Task statement: Pick out each line with the word "them" from the material that follows.

Items from a data source
--- BEGIN ---
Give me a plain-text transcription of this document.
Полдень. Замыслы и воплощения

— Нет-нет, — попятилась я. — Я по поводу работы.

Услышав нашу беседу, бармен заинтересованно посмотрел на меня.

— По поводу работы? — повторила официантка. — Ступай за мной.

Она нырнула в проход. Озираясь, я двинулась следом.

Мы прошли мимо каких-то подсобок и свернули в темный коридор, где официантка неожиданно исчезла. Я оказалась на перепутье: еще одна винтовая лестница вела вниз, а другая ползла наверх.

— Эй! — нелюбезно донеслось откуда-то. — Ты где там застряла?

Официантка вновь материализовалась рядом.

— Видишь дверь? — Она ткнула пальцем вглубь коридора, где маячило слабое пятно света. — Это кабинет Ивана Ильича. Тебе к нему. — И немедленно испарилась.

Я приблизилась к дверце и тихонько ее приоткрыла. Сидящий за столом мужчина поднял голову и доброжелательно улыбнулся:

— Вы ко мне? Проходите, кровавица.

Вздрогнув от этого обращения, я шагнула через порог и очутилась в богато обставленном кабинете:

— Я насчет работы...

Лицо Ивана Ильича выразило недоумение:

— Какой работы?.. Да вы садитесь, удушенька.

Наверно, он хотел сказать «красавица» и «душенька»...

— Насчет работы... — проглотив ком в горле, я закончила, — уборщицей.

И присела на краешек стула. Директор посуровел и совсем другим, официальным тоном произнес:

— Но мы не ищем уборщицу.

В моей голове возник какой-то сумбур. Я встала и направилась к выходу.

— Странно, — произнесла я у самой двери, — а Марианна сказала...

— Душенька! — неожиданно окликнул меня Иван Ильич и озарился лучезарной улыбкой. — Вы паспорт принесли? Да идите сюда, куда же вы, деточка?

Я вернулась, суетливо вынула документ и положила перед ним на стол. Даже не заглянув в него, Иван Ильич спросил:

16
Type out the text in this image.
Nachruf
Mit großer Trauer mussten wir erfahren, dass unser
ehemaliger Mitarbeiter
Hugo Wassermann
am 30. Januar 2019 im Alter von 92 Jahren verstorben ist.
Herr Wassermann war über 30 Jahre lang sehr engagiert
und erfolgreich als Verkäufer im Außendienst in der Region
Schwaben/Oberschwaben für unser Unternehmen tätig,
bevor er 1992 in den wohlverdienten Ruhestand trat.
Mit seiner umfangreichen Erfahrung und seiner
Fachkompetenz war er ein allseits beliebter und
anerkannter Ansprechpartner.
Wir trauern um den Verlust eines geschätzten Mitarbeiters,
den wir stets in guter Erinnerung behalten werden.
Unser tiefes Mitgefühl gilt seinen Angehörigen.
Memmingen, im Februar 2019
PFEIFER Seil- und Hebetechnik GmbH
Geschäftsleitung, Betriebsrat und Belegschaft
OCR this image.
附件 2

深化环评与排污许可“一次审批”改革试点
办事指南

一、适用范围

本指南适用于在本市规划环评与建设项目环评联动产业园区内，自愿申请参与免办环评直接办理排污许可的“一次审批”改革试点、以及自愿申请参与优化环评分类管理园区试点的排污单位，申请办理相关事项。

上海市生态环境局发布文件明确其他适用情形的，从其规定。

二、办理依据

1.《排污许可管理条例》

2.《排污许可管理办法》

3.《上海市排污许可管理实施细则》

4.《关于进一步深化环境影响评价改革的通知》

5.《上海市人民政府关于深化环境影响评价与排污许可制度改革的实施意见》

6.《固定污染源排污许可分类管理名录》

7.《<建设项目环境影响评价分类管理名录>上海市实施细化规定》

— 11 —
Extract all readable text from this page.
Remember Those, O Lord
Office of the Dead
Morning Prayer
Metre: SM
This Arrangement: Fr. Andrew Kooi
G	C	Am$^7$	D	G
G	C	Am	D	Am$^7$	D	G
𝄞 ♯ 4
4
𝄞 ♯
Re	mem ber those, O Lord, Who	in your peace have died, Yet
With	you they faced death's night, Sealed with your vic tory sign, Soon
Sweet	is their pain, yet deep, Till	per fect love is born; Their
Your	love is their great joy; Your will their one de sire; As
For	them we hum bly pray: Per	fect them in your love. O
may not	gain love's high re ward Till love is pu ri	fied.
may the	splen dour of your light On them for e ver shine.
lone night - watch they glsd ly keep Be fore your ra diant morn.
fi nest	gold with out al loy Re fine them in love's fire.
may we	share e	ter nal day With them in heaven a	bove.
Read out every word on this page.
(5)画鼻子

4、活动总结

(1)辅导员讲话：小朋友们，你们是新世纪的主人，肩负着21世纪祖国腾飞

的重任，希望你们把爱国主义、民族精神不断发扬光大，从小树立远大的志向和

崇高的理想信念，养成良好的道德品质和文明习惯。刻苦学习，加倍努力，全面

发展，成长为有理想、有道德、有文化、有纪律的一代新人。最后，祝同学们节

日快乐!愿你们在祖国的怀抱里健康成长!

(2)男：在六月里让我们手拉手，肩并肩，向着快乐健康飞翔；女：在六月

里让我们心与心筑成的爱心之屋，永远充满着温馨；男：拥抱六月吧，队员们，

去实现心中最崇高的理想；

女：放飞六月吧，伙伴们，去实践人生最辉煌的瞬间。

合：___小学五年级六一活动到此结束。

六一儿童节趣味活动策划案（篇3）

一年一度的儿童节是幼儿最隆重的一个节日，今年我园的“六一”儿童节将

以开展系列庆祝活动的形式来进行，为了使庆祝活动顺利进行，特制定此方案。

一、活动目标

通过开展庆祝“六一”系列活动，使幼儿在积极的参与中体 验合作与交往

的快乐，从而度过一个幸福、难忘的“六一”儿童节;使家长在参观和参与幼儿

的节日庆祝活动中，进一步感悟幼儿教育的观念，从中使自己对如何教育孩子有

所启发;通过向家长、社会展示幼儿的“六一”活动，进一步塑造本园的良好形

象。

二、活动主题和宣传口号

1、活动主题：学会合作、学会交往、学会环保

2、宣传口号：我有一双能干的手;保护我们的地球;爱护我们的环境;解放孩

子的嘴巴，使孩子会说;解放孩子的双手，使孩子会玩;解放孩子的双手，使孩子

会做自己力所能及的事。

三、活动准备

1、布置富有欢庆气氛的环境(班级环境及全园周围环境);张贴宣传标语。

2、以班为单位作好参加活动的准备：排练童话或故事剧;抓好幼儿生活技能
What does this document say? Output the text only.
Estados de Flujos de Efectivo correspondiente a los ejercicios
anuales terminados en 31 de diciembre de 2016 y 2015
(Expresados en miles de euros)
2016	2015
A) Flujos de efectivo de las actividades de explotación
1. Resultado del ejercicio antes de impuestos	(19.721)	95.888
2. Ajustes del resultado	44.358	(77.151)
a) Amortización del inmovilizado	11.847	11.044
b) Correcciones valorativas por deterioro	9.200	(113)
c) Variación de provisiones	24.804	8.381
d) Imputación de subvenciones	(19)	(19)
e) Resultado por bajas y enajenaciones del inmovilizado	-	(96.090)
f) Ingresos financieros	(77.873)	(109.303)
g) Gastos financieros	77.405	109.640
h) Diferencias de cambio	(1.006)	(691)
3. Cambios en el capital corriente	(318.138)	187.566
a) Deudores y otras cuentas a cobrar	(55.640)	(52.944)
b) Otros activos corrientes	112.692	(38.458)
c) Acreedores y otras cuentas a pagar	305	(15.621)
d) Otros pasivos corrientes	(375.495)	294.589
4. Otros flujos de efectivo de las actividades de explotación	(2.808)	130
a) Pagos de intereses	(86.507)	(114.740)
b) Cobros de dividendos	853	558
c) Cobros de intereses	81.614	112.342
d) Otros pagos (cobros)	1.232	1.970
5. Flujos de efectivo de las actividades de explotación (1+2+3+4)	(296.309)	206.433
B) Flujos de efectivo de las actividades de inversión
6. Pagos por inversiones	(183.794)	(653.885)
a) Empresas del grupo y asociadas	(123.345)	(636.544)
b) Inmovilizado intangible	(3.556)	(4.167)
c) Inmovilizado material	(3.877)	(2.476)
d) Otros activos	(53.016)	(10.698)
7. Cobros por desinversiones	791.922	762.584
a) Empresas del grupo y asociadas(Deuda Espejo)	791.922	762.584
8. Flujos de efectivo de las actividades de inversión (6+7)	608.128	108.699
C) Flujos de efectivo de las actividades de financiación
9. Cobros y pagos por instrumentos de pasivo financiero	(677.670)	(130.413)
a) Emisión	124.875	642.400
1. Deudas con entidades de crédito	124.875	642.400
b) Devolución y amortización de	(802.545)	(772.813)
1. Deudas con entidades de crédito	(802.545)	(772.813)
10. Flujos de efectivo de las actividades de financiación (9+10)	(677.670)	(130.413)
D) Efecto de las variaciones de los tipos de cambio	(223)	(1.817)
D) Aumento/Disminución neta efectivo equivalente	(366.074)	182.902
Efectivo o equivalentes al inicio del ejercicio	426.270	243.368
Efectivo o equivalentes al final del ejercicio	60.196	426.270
--- END ---
Full response:
For	them we hum bly pray: Per	fect them in your love. O
may the	splen dour of your light On them for e ver shine.
fi nest	gold with out al loy Re fine them in love's fire.
may we	share e	ter nal day With them in heaven a	bove.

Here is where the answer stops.